**Your instructions**: Copy each line that has the string "mèrits" somewhere in it.

## Begin

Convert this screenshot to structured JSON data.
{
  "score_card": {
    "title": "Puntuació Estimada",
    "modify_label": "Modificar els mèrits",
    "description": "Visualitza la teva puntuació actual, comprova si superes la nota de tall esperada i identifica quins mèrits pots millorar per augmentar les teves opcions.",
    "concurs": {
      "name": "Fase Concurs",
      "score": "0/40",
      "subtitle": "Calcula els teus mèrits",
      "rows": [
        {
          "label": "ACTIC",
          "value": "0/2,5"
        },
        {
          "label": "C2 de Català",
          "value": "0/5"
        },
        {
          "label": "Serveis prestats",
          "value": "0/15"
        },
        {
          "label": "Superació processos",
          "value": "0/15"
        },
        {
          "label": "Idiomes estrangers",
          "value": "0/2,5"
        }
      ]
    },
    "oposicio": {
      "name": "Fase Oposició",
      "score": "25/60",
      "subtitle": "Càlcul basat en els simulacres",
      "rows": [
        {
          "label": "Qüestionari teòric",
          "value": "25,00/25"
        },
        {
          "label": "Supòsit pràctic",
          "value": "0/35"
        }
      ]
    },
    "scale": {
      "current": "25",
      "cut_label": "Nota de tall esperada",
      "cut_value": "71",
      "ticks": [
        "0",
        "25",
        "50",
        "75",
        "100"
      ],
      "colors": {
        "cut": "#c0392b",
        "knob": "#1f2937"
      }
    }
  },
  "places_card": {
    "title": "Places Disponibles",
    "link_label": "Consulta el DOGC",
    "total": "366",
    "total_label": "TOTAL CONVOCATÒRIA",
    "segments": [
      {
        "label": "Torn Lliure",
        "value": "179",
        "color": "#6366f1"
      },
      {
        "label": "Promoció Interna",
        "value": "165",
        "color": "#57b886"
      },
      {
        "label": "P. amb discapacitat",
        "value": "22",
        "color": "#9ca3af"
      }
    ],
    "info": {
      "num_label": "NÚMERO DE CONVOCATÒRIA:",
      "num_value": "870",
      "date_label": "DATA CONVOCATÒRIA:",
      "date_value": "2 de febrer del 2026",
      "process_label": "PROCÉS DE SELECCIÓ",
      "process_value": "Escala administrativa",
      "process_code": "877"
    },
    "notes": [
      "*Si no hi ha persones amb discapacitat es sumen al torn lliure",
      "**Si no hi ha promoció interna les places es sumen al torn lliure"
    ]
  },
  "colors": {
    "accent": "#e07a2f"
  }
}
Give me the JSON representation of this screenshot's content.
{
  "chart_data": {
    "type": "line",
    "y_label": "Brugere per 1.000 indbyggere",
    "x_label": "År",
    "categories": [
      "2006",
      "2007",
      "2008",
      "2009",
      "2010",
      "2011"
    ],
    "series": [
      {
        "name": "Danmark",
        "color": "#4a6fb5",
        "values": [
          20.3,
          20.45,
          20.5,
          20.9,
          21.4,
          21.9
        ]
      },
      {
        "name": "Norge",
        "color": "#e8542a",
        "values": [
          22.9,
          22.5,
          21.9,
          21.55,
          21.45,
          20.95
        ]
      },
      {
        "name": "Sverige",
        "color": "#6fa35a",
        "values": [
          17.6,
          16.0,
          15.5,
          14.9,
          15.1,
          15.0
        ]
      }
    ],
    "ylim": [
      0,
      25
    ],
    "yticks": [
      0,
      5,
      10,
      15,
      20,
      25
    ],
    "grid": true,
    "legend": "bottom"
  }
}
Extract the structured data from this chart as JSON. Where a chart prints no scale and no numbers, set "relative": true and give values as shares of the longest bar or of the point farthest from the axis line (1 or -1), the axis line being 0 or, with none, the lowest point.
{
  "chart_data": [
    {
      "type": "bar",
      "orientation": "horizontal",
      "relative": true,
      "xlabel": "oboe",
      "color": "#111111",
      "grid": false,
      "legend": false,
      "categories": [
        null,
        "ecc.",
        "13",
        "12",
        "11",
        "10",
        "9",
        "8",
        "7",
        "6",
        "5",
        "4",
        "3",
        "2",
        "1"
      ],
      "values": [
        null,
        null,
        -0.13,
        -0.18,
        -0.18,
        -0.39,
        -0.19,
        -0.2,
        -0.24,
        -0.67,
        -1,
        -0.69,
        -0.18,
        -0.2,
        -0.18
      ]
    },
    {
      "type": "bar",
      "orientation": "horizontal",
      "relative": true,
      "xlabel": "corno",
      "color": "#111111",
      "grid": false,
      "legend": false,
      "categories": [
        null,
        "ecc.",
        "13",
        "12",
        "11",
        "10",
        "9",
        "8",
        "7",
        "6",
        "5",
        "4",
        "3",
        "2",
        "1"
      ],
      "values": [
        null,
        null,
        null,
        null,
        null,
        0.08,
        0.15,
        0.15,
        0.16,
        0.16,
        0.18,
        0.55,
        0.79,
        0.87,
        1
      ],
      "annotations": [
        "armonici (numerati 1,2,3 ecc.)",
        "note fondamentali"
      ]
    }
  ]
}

## End

**Solution for this exercise**:
    "modify_label": "Modificar els mèrits",
    "description": "Visualitza la teva puntuació actual, comprova si superes la nota de tall esperada i identifica quins mèrits pots millorar per augmentar les teves opcions.",
      "subtitle": "Calcula els teus mèrits",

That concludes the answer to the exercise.